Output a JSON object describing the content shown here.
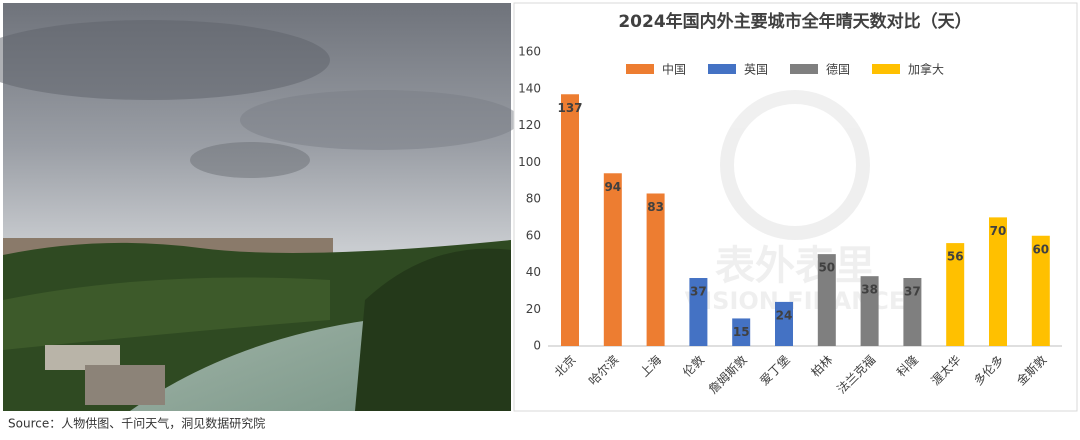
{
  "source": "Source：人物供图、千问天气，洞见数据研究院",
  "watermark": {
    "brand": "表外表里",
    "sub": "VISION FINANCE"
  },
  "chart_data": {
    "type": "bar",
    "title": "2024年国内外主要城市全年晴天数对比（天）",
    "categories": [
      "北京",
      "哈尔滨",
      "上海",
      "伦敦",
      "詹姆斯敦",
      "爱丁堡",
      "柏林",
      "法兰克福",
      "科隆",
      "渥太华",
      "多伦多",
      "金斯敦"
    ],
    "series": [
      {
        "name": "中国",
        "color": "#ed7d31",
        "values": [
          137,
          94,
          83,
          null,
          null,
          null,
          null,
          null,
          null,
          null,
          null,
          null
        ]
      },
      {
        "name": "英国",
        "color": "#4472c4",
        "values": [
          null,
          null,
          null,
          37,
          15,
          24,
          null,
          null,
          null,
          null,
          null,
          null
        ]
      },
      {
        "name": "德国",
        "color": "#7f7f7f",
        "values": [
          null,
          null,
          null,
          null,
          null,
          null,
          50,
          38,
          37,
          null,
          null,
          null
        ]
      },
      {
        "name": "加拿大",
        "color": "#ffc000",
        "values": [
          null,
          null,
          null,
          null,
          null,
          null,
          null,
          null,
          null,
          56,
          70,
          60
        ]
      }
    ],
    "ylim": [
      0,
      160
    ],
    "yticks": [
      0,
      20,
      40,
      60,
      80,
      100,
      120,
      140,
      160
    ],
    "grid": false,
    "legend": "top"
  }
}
....................
EXERCISE GOAL
Without the pictures, output the full listing exactly as it stands.

RESPONSE
Output a JSON object describing the content shown here.
{
  "source": "Source：人物供图、千问天气，洞见数据研究院",
  "watermark": {
    "brand": "表外表里",
    "sub": "VISION FINANCE"
  },
  "chart_data": {
    "type": "bar",
    "title": "2024年国内外主要城市全年晴天数对比（天）",
    "categories": [
      "北京",
      "哈尔滨",
      "上海",
      "伦敦",
      "詹姆斯敦",
      "爱丁堡",
      "柏林",
      "法兰克福",
      "科隆",
      "渥太华",
      "多伦多",
      "金斯敦"
    ],
    "series": [
      {
        "name": "中国",
        "color": "#ed7d31",
        "values": [
          137,
          94,
          83,
          null,
          null,
          null,
          null,
          null,
          null,
          null,
          null,
          null
        ]
      },
      {
        "name": "英国",
        "color": "#4472c4",
        "values": [
          null,
          null,
          null,
          37,
          15,
          24,
          null,
          null,
          null,
          null,
          null,
          null
        ]
      },
      {
        "name": "德国",
        "color": "#7f7f7f",
        "values": [
          null,
          null,
          null,
          null,
          null,
          null,
          50,
          38,
          37,
          null,
          null,
          null
        ]
      },
      {
        "name": "加拿大",
        "color": "#ffc000",
        "values": [
          null,
          null,
          null,
          null,
          null,
          null,
          null,
          null,
          null,
          56,
          70,
          60
        ]
      }
    ],
    "ylim": [
      0,
      160
    ],
    "yticks": [
      0,
      20,
      40,
      60,
      80,
      100,
      120,
      140,
      160
    ],
    "grid": false,
    "legend": "top"
  }
}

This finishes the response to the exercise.